### WHAT TO DO
Of the lines in these entries, how many contain the string "color"? Give the number and nothing else.

-- start SUPPLIED DATA --

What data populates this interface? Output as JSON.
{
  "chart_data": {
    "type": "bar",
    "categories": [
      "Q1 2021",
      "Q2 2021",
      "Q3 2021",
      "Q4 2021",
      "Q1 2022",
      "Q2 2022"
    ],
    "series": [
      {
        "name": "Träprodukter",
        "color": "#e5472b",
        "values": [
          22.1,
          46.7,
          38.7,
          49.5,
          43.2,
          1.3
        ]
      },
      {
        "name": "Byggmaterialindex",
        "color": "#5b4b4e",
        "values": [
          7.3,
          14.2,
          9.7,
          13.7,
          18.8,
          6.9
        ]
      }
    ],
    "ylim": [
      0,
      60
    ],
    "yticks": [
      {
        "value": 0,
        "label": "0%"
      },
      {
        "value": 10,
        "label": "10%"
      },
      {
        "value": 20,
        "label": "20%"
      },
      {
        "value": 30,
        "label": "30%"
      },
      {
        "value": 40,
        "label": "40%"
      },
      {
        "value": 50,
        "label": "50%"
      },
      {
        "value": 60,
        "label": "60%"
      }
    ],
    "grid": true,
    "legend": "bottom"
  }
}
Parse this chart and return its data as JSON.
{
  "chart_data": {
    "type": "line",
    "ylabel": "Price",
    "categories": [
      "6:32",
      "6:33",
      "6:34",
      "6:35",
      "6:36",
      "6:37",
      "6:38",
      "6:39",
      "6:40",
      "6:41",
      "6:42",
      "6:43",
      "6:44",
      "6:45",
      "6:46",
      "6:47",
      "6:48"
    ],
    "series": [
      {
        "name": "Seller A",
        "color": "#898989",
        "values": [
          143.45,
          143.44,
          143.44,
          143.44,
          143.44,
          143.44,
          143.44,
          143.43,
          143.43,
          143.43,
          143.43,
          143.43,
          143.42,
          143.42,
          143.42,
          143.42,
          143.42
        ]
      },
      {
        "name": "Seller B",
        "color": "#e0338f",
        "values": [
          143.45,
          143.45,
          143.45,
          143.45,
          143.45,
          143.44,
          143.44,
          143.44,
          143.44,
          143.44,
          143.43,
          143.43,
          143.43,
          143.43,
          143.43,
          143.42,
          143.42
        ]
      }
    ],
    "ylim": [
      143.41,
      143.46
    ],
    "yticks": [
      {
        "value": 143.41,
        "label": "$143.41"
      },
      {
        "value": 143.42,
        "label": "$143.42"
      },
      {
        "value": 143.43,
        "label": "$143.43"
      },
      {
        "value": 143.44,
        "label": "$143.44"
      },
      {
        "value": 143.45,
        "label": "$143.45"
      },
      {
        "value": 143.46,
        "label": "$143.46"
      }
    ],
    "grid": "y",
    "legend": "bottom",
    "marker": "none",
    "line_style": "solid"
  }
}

-- end SUPPLIED DATA --

### WRITTEN RESPONSE
4